What the exercise asks » Extract each line bearing the word "status".
# # #
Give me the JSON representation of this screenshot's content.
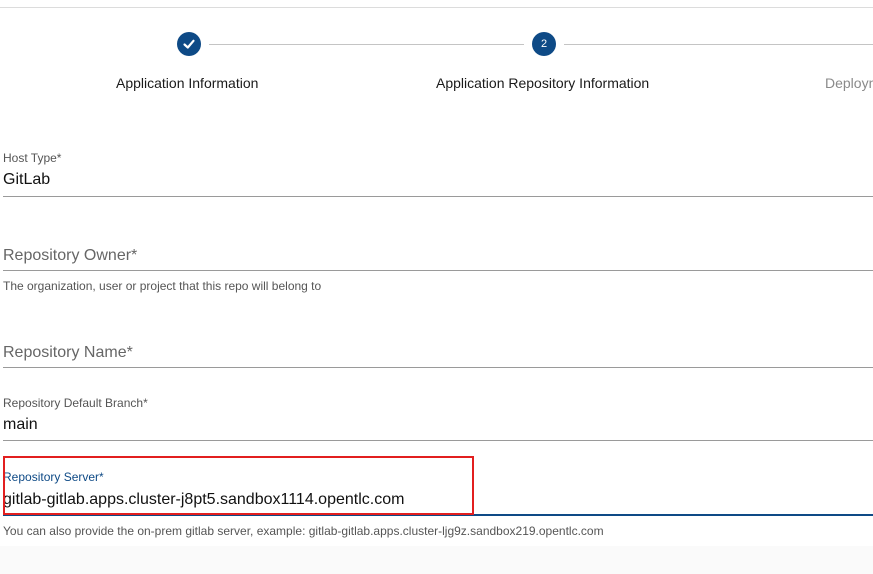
{
  "stepper": {
    "steps": [
      {
        "label": "Application Information",
        "status": "completed",
        "icon": "check-icon"
      },
      {
        "label": "Application Repository Information",
        "status": "active",
        "number": "2"
      },
      {
        "label": "Deploym",
        "status": "upcoming"
      }
    ]
  },
  "form": {
    "host_type": {
      "label": "Host Type*",
      "value": "GitLab"
    },
    "repository_owner": {
      "placeholder": "Repository Owner*",
      "helper": "The organization, user or project that this repo will belong to"
    },
    "repository_name": {
      "placeholder": "Repository Name*"
    },
    "repository_default_branch": {
      "label": "Repository Default Branch*",
      "value": "main"
    },
    "repository_server": {
      "label": "Repository Server*",
      "value": "gitlab-gitlab.apps.cluster-j8pt5.sandbox1114.opentlc.com",
      "helper": "You can also provide the on-prem gitlab server, example: gitlab-gitlab.apps.cluster-ljg9z.sandbox219.opentlc.com"
    }
  },
  "colors": {
    "accent": "#0e4a86",
    "highlight": "#e21f1f"
  }
}
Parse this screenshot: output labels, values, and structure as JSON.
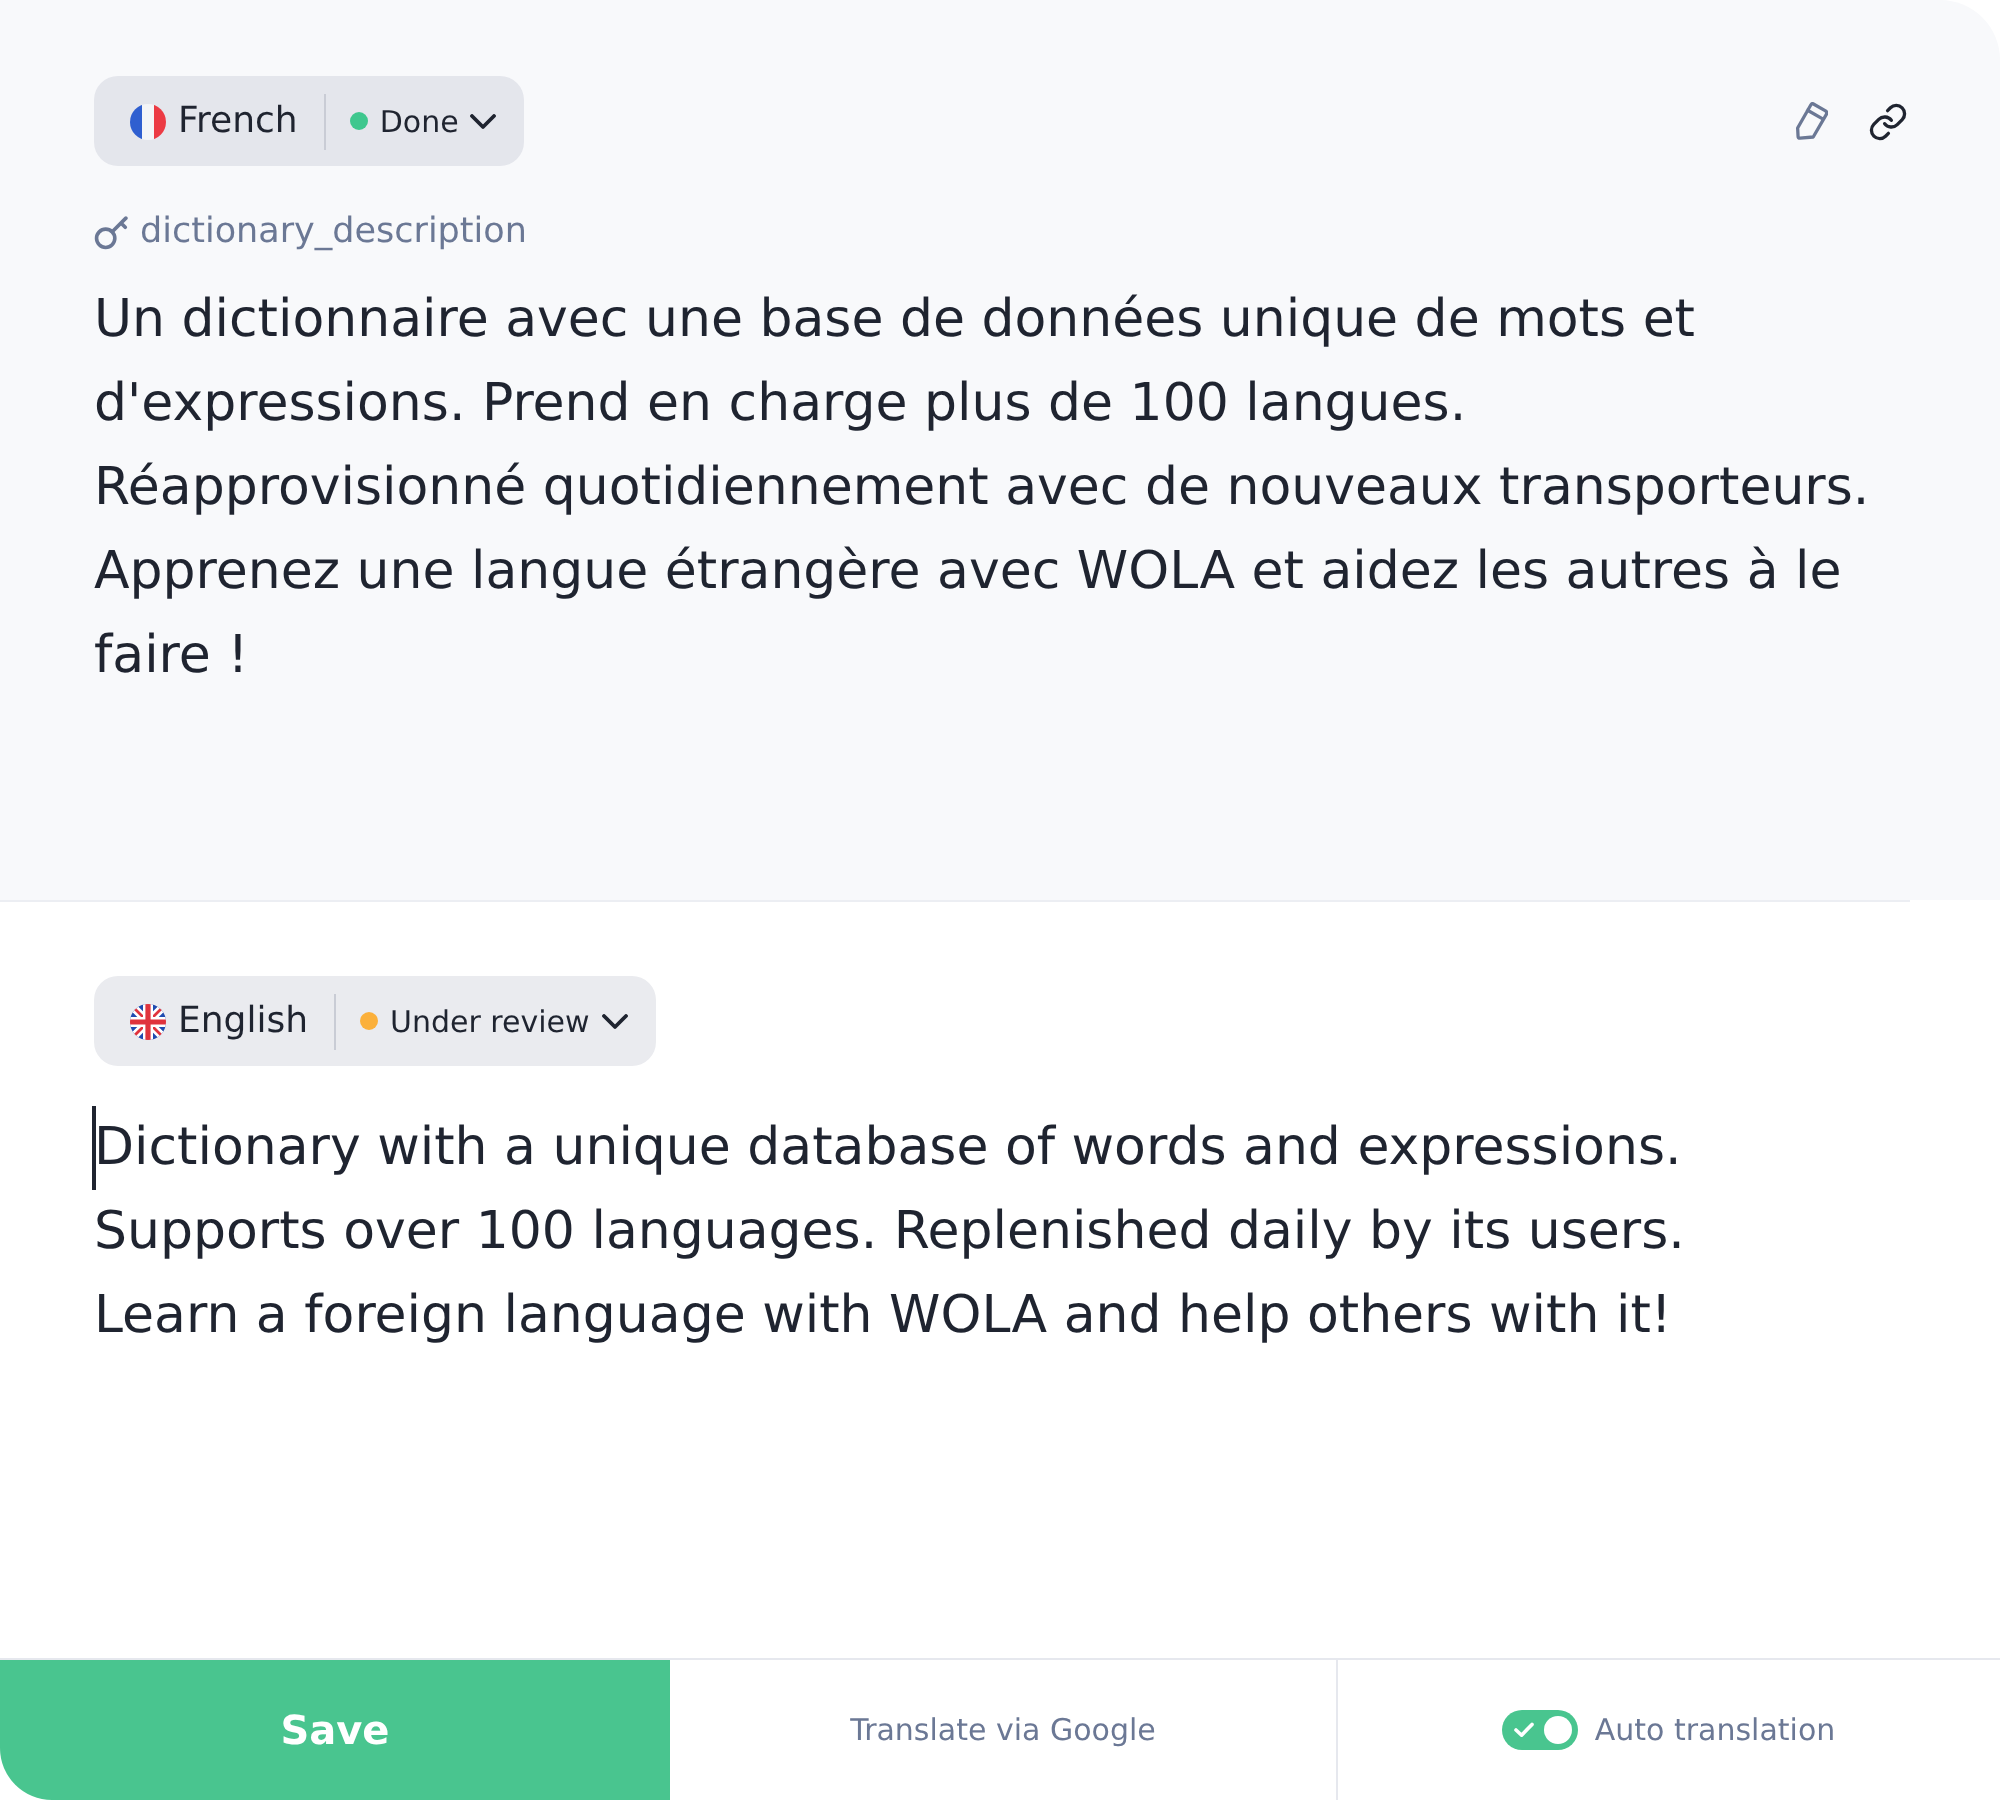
# # #
Response to this task »
        "status": "completed",
        "status": "active",
        "status": "upcoming"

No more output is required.